_Written problem_
Copy out each line featuring the string "ratio" from the entries beneath.

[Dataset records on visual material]
──────────────────────────────
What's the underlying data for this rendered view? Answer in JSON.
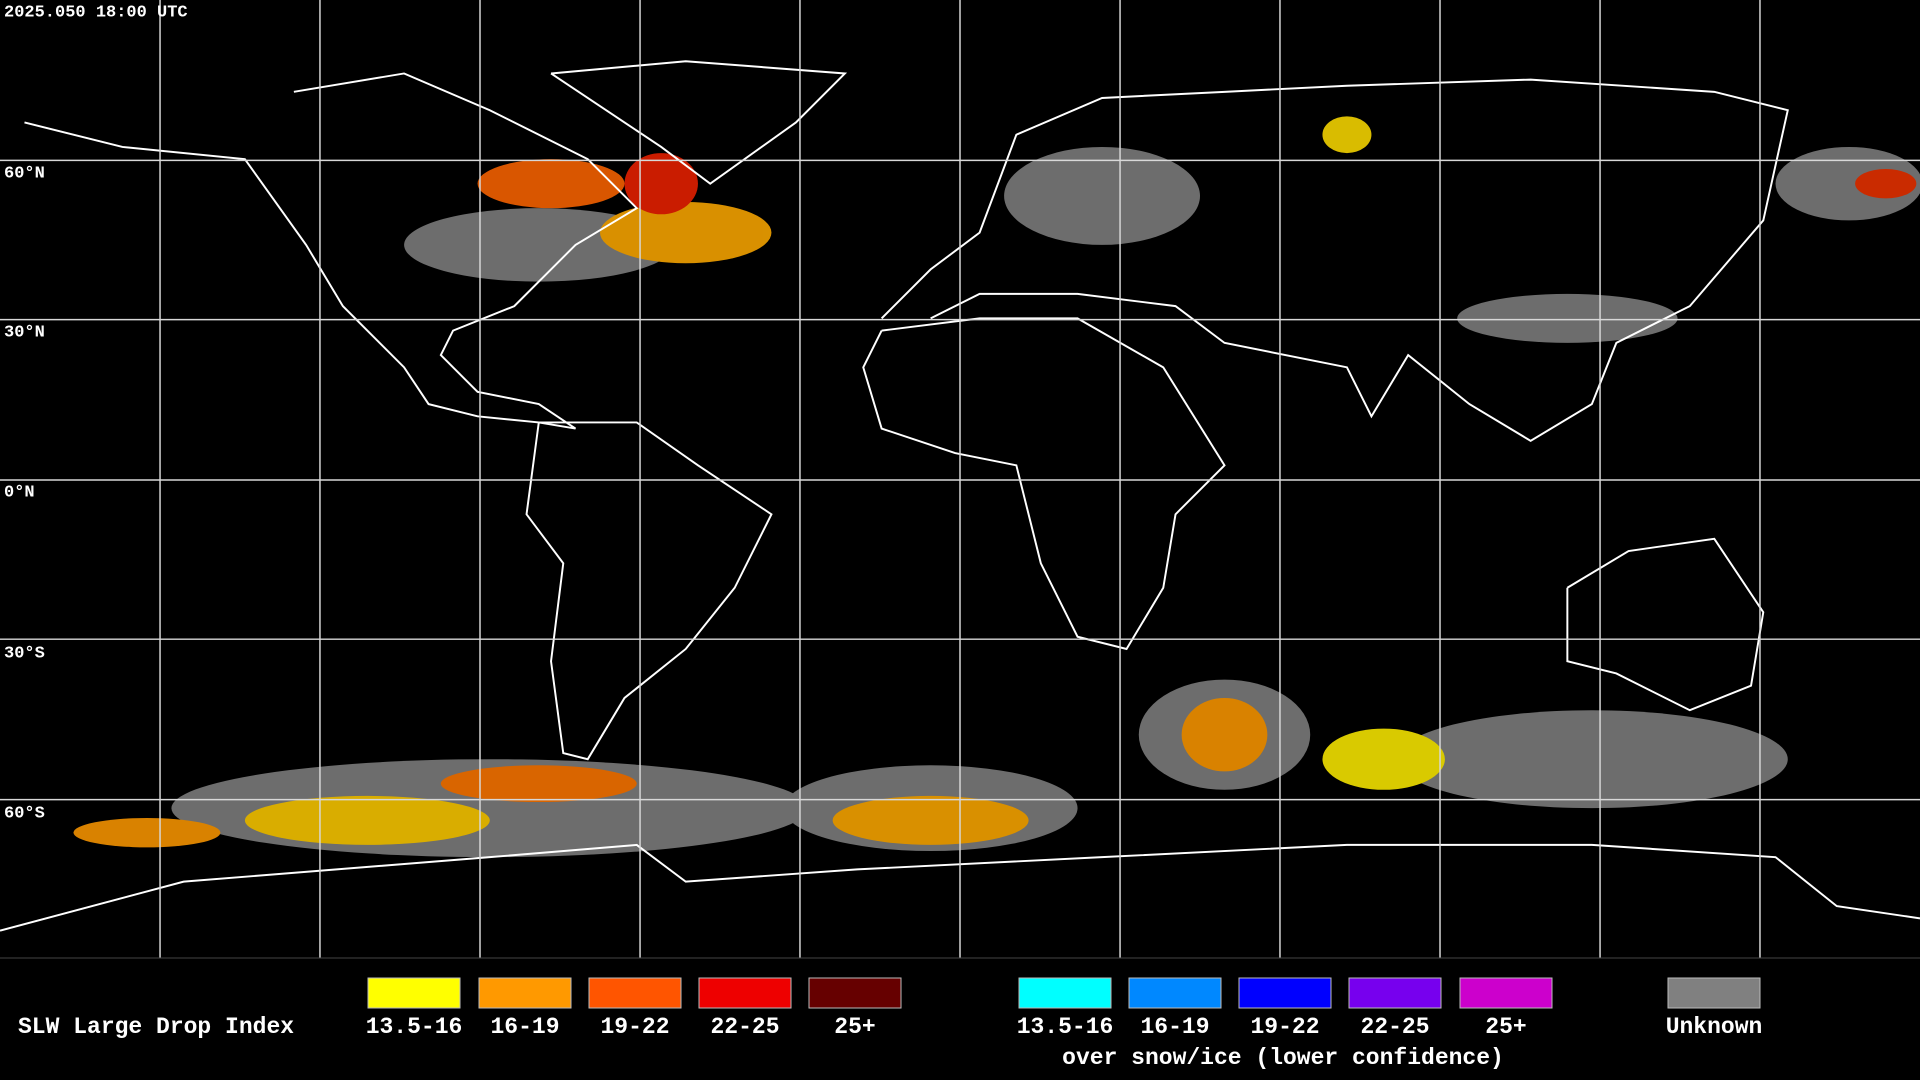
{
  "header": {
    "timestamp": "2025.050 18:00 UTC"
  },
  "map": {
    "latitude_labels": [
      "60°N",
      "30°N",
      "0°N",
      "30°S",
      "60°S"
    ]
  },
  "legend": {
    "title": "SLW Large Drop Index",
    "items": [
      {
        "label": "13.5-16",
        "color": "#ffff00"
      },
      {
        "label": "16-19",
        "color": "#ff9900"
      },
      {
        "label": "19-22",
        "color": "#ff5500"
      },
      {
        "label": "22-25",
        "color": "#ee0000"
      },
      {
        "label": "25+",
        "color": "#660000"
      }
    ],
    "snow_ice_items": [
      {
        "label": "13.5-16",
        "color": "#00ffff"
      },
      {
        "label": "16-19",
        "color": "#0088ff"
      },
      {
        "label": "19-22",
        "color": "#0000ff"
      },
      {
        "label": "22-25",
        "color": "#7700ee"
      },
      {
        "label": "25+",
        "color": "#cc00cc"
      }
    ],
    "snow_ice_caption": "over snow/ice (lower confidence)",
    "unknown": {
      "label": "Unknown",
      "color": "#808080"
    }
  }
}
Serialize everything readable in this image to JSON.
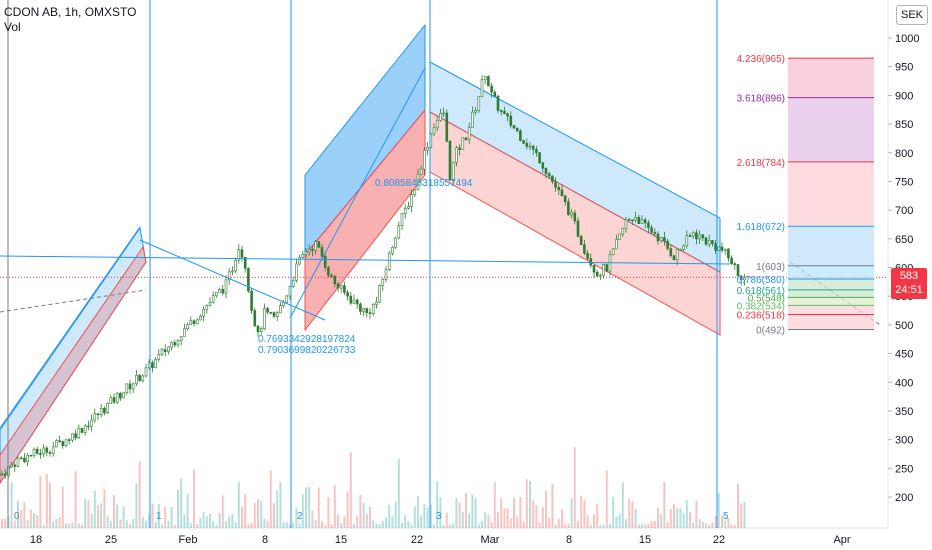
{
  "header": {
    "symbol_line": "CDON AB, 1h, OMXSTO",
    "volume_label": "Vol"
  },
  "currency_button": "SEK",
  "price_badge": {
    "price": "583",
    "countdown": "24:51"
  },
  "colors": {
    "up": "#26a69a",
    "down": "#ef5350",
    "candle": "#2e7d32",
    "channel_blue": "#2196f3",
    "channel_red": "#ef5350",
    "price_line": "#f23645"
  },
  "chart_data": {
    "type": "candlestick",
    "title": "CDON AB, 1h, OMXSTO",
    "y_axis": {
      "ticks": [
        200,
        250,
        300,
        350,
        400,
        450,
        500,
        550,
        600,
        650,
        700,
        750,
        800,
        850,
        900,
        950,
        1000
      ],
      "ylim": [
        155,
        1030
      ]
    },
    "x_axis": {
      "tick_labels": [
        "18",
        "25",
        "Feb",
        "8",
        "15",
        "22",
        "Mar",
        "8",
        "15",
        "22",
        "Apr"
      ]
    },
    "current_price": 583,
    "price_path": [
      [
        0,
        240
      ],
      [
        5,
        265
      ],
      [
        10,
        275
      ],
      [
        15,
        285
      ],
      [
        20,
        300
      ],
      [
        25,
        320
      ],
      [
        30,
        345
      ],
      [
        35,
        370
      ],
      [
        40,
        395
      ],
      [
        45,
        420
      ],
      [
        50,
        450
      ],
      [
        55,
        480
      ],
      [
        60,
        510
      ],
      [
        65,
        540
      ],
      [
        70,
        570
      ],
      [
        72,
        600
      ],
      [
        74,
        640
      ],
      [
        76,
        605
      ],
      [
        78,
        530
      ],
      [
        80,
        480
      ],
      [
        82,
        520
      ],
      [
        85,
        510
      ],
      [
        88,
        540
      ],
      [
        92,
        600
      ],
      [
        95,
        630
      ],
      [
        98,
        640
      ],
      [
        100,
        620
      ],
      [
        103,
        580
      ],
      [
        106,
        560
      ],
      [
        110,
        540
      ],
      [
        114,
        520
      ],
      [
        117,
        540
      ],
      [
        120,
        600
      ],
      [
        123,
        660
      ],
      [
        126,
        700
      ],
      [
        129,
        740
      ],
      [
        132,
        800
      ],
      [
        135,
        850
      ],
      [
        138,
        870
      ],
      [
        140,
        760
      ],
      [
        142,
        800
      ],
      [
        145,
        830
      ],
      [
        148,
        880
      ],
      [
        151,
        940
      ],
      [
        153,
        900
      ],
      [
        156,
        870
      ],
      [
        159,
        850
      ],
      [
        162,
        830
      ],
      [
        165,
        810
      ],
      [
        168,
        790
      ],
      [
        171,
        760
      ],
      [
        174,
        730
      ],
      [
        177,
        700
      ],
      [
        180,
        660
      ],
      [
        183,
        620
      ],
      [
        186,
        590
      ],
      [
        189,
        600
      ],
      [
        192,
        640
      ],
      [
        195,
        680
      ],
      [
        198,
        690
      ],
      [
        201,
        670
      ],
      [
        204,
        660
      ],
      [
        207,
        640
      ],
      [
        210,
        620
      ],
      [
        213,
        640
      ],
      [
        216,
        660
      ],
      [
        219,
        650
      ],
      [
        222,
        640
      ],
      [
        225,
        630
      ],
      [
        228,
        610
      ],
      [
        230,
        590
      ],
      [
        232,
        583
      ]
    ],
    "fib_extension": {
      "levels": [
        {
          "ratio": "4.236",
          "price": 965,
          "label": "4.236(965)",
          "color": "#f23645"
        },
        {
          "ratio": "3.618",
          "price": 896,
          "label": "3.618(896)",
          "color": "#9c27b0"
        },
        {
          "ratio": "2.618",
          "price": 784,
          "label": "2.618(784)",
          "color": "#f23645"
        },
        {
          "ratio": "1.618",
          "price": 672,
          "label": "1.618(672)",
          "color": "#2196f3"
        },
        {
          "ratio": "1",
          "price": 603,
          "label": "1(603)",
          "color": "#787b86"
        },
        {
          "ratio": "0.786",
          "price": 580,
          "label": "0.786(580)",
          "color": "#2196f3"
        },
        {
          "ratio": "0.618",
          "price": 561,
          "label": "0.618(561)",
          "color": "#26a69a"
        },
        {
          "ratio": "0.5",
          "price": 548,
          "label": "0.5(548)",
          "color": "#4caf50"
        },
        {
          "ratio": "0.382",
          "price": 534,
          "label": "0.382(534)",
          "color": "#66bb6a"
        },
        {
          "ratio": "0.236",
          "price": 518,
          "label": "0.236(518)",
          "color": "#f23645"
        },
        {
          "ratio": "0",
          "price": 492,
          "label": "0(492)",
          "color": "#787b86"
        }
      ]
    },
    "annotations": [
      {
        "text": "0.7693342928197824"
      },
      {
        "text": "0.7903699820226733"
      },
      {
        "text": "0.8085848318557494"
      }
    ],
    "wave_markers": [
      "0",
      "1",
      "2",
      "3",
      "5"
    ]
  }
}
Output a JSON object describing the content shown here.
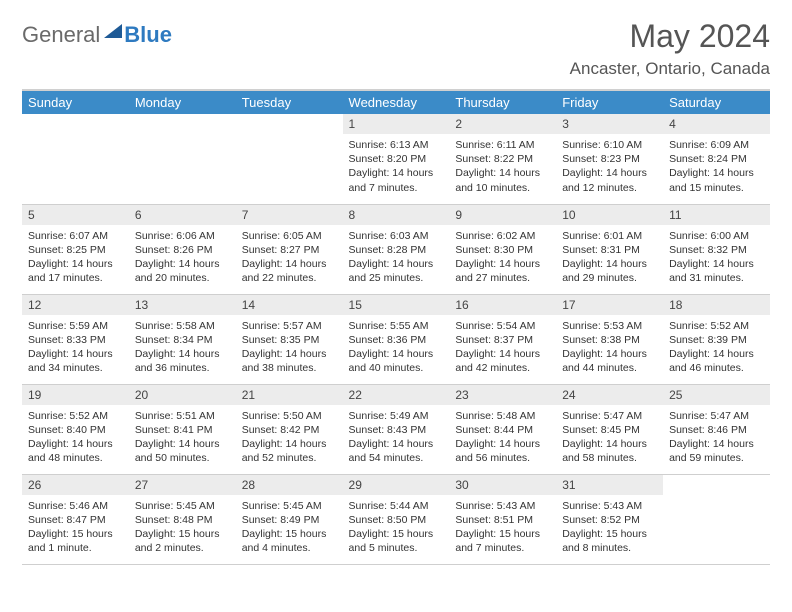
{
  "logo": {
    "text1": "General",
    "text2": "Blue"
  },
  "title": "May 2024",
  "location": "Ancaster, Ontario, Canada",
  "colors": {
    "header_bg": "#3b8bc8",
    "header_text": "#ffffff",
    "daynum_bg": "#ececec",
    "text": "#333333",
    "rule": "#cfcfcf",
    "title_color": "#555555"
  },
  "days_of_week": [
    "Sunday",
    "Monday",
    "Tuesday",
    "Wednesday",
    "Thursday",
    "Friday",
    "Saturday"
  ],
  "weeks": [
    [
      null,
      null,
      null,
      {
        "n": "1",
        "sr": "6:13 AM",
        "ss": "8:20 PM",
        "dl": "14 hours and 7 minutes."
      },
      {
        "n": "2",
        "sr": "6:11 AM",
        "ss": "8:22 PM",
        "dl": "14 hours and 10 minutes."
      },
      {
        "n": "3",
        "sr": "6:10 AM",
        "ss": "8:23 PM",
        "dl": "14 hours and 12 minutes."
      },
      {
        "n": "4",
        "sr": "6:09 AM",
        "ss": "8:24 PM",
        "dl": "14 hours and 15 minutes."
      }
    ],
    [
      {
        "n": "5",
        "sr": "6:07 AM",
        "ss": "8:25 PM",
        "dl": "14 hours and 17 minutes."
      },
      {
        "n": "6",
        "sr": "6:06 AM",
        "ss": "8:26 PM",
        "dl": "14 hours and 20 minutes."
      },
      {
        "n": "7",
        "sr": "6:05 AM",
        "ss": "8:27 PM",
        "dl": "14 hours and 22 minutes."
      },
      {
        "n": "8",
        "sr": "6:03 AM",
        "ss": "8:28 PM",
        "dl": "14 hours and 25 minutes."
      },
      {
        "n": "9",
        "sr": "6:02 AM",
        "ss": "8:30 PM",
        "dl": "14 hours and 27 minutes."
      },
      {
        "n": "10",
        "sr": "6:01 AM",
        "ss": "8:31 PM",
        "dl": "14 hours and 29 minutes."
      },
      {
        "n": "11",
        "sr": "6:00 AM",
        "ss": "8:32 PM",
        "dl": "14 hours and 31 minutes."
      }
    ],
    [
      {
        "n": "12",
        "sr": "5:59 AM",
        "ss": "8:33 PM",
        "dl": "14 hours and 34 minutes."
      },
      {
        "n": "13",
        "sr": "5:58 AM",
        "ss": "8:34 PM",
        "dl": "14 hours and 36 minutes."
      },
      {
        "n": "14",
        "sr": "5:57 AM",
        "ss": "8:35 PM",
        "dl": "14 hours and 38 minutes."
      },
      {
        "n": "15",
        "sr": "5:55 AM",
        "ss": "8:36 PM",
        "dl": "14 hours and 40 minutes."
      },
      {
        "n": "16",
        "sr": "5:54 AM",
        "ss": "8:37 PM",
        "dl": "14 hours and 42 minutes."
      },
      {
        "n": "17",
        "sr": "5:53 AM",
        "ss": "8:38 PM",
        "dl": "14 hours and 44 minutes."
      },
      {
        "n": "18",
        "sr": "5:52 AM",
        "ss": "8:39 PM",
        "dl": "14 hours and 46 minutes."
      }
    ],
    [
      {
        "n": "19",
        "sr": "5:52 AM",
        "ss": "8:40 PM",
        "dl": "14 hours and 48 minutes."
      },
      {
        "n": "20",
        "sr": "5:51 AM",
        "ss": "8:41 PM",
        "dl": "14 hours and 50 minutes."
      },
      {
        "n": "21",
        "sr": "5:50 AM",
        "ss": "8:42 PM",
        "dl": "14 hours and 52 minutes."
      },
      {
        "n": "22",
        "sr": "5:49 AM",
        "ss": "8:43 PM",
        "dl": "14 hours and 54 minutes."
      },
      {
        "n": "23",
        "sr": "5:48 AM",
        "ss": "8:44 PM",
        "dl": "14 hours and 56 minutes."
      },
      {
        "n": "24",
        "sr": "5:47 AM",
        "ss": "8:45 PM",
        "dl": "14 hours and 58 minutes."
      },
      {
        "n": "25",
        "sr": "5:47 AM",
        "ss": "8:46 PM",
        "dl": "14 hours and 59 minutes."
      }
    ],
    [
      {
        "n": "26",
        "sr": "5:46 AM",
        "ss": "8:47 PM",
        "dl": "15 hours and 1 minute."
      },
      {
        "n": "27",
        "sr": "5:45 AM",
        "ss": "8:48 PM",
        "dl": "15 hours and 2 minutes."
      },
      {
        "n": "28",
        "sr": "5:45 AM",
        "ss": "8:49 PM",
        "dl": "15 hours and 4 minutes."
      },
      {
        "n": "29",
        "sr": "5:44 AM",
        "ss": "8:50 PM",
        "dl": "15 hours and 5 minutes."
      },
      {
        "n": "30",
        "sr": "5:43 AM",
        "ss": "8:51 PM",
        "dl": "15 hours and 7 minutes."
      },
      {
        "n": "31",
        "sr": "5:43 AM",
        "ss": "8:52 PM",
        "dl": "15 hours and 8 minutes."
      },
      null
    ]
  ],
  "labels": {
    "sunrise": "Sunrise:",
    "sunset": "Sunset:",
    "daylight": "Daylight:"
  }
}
──────────────────────────────
_Task answer_
          "ratio": "4.236",
          "ratio": "3.618",
          "ratio": "2.618",
          "ratio": "1.618",
          "ratio": "1",
          "ratio": "0.786",
          "ratio": "0.618",
          "ratio": "0.5",
          "ratio": "0.382",
          "ratio": "0.236",
          "ratio": "0",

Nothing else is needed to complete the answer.